# Task goal
Pull each line holding "ylabel" out of the entries below.

»»

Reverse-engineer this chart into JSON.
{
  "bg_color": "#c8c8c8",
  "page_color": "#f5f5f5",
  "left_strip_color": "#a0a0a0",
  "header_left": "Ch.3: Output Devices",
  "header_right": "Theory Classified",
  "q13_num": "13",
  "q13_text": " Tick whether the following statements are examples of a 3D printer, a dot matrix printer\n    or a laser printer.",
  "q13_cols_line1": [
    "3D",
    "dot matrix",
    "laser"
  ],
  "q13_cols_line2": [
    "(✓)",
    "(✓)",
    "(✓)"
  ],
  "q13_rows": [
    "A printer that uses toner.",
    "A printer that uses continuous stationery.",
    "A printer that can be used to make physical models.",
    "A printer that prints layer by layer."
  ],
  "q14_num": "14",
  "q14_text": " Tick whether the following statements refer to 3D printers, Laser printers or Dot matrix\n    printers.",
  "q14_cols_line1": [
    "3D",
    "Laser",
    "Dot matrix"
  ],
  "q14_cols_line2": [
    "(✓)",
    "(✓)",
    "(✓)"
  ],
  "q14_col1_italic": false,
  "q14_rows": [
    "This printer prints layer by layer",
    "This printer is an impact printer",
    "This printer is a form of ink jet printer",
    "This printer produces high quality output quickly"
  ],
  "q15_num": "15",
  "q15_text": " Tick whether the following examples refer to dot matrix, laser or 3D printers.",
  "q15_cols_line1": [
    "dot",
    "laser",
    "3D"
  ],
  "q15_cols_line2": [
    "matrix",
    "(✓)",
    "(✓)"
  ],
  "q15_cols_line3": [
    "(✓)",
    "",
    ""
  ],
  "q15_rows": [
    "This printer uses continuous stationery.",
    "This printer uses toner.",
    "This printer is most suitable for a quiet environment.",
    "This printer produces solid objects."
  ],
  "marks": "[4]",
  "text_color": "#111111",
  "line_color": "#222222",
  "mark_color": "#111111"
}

««
»»

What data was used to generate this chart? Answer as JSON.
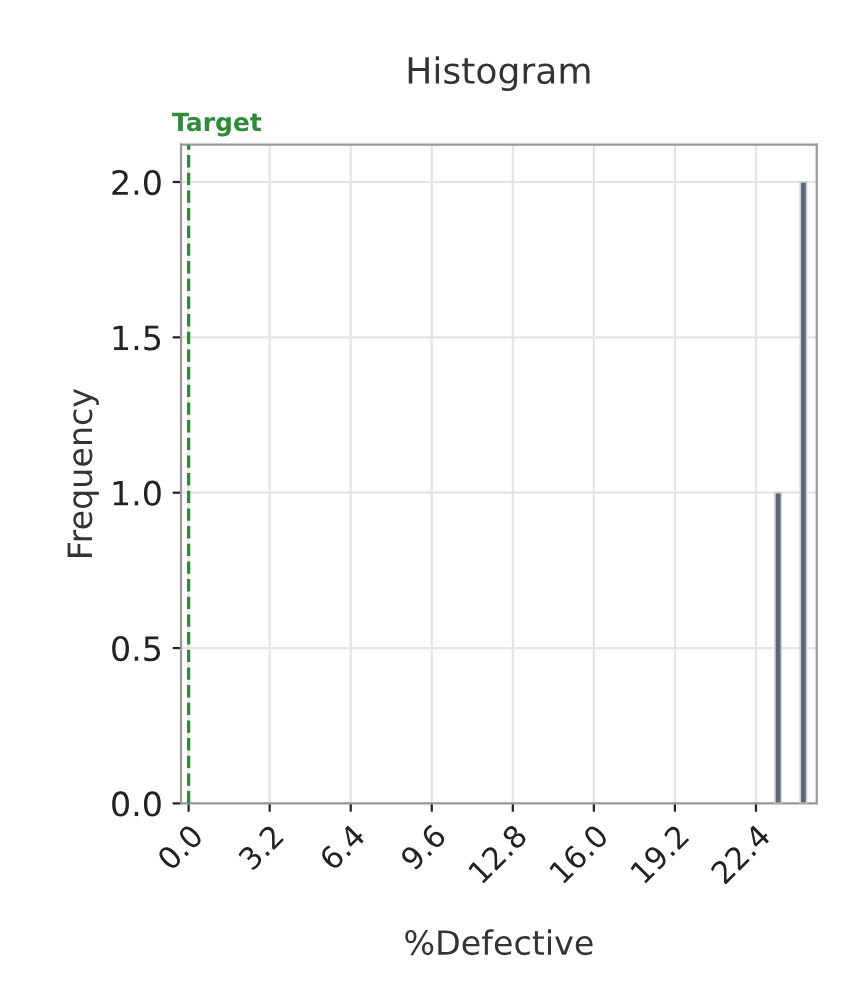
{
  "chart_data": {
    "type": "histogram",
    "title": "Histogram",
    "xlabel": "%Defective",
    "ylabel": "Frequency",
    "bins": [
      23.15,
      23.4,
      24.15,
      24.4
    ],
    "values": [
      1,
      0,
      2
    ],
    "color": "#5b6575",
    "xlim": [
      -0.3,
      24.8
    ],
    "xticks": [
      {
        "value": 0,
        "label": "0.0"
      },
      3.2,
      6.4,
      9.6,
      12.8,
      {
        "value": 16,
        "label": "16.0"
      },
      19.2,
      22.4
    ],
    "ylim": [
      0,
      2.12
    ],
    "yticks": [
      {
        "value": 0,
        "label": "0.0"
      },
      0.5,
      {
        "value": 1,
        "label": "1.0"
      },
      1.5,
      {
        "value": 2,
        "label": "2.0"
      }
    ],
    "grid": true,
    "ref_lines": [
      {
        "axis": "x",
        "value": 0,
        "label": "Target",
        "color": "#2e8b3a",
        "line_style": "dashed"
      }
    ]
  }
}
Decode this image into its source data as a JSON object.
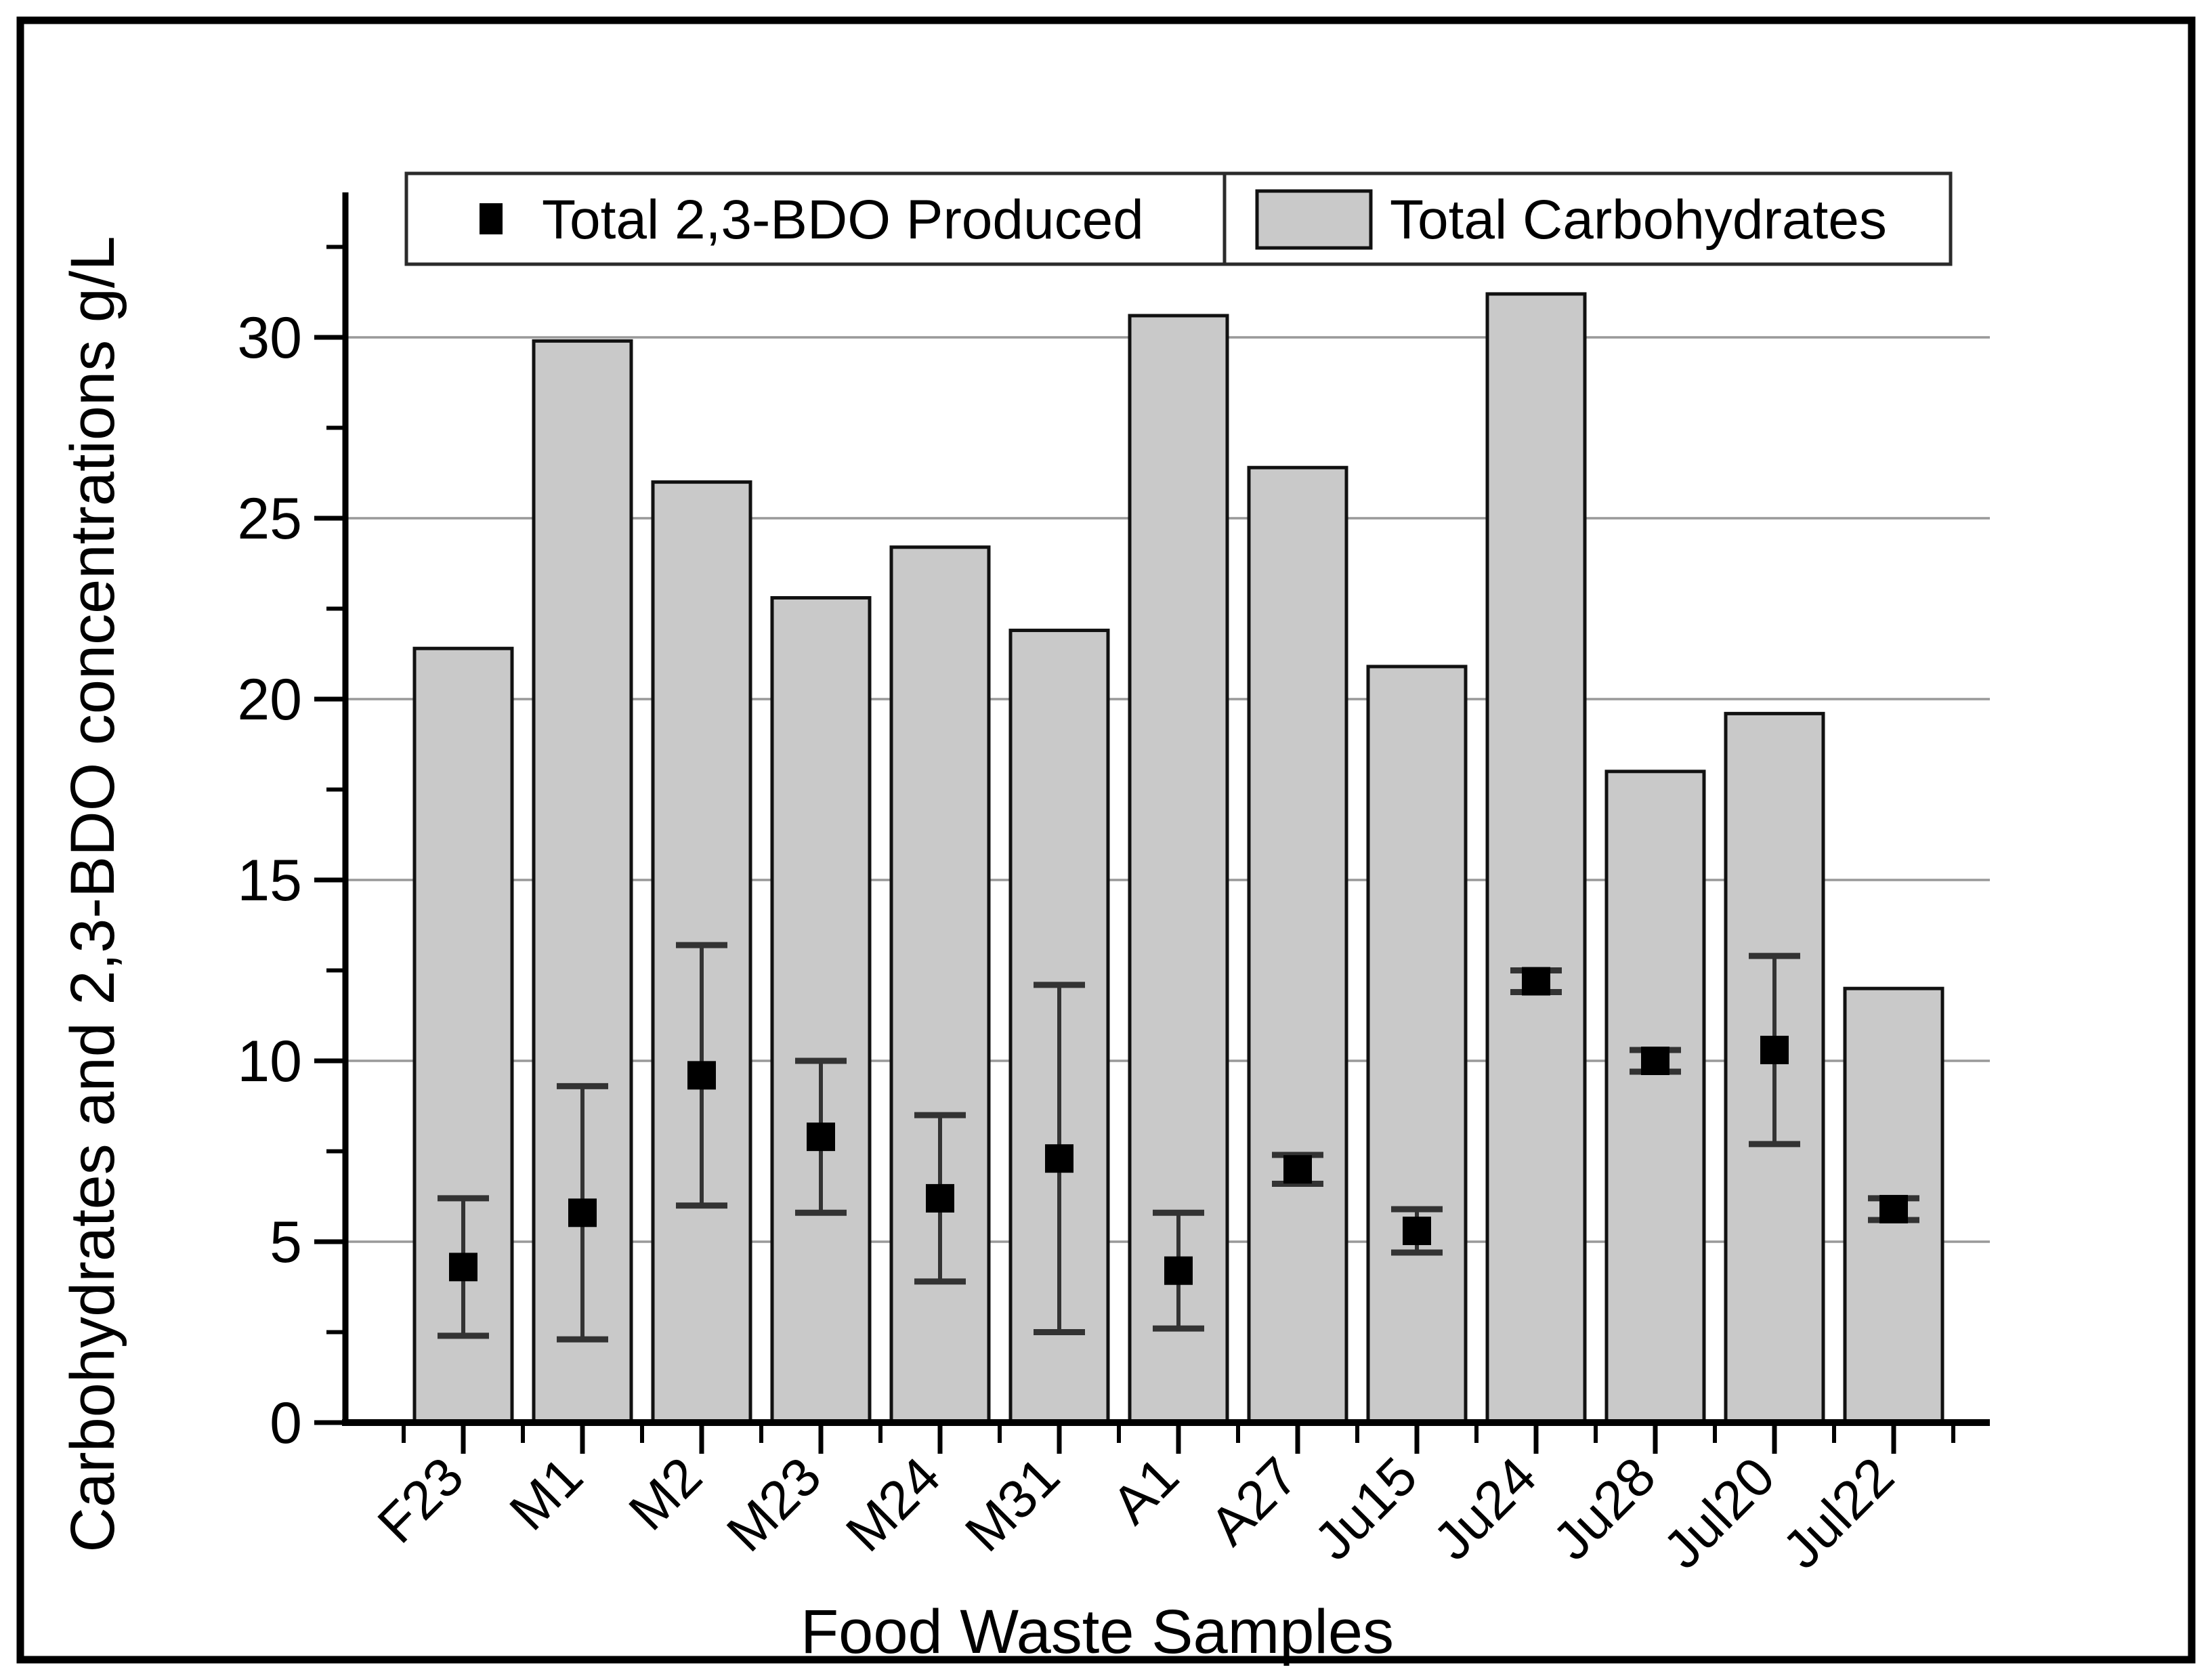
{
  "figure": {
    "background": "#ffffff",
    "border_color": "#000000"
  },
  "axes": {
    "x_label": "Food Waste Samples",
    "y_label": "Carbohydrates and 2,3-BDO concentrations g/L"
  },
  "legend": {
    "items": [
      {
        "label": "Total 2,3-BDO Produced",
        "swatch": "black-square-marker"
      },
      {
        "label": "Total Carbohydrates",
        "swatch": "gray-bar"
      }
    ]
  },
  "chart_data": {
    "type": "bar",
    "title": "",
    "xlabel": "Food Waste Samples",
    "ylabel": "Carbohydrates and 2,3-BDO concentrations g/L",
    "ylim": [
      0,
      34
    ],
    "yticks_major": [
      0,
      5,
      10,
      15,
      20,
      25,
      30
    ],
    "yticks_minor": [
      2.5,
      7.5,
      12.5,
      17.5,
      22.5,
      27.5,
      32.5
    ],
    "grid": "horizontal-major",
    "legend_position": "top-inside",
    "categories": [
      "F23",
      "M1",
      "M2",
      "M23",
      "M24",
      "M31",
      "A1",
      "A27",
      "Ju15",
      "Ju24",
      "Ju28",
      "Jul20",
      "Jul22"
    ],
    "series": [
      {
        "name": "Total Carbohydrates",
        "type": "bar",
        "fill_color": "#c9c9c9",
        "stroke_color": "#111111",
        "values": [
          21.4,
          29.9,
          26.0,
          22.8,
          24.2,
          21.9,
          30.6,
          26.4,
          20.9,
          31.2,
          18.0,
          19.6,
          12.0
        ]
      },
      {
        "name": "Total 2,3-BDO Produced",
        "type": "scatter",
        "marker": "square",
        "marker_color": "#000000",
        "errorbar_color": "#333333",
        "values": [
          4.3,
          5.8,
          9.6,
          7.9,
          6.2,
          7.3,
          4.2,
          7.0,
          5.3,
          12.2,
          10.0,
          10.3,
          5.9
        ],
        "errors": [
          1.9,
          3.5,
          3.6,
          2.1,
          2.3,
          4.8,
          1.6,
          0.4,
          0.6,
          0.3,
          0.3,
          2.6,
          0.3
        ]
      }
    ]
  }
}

««

# Expected answer
    "ylabel": "Frequency",
    "ylabel": "Carbohydrates and 2,3-BDO concentrations g/L",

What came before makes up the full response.